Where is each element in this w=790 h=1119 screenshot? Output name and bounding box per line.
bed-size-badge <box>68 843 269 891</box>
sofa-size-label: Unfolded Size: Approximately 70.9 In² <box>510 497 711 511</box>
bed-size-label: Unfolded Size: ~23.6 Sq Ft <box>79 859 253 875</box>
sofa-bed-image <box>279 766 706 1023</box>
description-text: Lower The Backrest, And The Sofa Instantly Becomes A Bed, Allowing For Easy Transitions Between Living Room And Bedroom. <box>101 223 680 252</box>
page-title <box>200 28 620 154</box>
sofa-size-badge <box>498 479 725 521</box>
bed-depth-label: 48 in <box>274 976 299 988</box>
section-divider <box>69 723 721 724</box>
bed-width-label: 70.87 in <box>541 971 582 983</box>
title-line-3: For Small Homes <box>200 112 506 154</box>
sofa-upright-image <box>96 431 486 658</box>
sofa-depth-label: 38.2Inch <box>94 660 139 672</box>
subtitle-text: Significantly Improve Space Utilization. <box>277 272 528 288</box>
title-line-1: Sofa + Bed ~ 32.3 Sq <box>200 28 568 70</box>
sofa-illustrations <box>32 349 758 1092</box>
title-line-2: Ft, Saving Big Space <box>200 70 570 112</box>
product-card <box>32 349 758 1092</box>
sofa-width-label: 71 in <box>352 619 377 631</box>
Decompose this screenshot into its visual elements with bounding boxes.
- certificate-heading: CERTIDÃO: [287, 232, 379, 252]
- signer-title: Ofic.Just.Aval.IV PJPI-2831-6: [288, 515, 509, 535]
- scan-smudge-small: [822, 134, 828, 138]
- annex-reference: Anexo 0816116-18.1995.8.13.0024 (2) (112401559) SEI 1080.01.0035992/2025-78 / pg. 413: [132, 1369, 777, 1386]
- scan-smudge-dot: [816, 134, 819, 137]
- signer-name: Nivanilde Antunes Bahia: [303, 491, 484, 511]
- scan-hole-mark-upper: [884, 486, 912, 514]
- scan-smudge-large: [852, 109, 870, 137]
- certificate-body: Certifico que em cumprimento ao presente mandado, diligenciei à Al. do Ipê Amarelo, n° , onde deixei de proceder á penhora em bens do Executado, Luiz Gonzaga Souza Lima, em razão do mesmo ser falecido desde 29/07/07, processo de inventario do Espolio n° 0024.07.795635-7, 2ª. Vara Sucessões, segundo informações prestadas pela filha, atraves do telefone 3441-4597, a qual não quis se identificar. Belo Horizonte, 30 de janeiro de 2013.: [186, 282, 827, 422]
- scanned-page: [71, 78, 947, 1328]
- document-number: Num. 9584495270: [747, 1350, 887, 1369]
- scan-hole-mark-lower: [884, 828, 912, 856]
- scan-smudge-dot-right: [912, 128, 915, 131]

◆ ◆ ◆

Lay out every line of the listing above as a numbered list, leaving out any blank lines.

* RESPONSE
1. Where is each element in this w=790 h=1119 screenshot? Output name and bounding box per line.
2. bed-size-badge <box>68 843 269 891</box>
3. sofa-size-label: Unfolded Size: Approximately 70.9 In² <box>510 497 711 511</box>
4. bed-size-label: Unfolded Size: ~23.6 Sq Ft <box>79 859 253 875</box>
5. sofa-bed-image <box>279 766 706 1023</box>
6. description-text: Lower The Backrest, And The Sofa Instantly Becomes A Bed, Allowing For Easy Transitions Between Living Room And Bedroom. <box>101 223 680 252</box>
7. page-title <box>200 28 620 154</box>
8. sofa-size-badge <box>498 479 725 521</box>
9. bed-depth-label: 48 in <box>274 976 299 988</box>
10. section-divider <box>69 723 721 724</box>
11. bed-width-label: 70.87 in <box>541 971 582 983</box>
12. title-line-3: For Small Homes <box>200 112 506 154</box>
13. sofa-upright-image <box>96 431 486 658</box>
14. sofa-depth-label: 38.2Inch <box>94 660 139 672</box>
15. subtitle-text: Significantly Improve Space Utilization. <box>277 272 528 288</box>
16. title-line-1: Sofa + Bed ~ 32.3 Sq <box>200 28 568 70</box>
17. sofa-illustrations <box>32 349 758 1092</box>
18. title-line-2: Ft, Saving Big Space <box>200 70 570 112</box>
19. product-card <box>32 349 758 1092</box>
20. sofa-width-label: 71 in <box>352 619 377 631</box>
21. Decompose this screenshot into its visual elements with bounding boxes.
22. - certificate-heading: CERTIDÃO: [287, 232, 379, 252]
23. - signer-title: Ofic.Just.Aval.IV PJPI-2831-6: [288, 515, 509, 535]
24. - scan-smudge-small: [822, 134, 828, 138]
25. - annex-reference: Anexo 0816116-18.1995.8.13.0024 (2) (112401559) SEI 1080.01.0035992/2025-78 / pg. 413: [132, 1369, 777, 1386]
26. - scan-smudge-dot: [816, 134, 819, 137]
27. - signer-name: Nivanilde Antunes Bahia: [303, 491, 484, 511]
28. - scan-hole-mark-upper: [884, 486, 912, 514]
29. - scan-smudge-large: [852, 109, 870, 137]
30. - certificate-body: Certifico que em cumprimento ao presente mandado, diligenciei à Al. do Ipê Amarelo, n° , onde deixei de proceder á penhora em bens do Executado, Luiz Gonzaga Souza Lima, em razão do mesmo ser falecido desde 29/07/07, processo de inventario do Espolio n° 0024.07.795635-7, 2ª. Vara Sucessões, segundo informações prestadas pela filha, atraves do telefone 3441-4597, a qual não quis se identificar. Belo Horizonte, 30 de janeiro de 2013.: [186, 282, 827, 422]
31. - scanned-page: [71, 78, 947, 1328]
32. - document-number: Num. 9584495270: [747, 1350, 887, 1369]
33. - scan-hole-mark-lower: [884, 828, 912, 856]
34. - scan-smudge-dot-right: [912, 128, 915, 131]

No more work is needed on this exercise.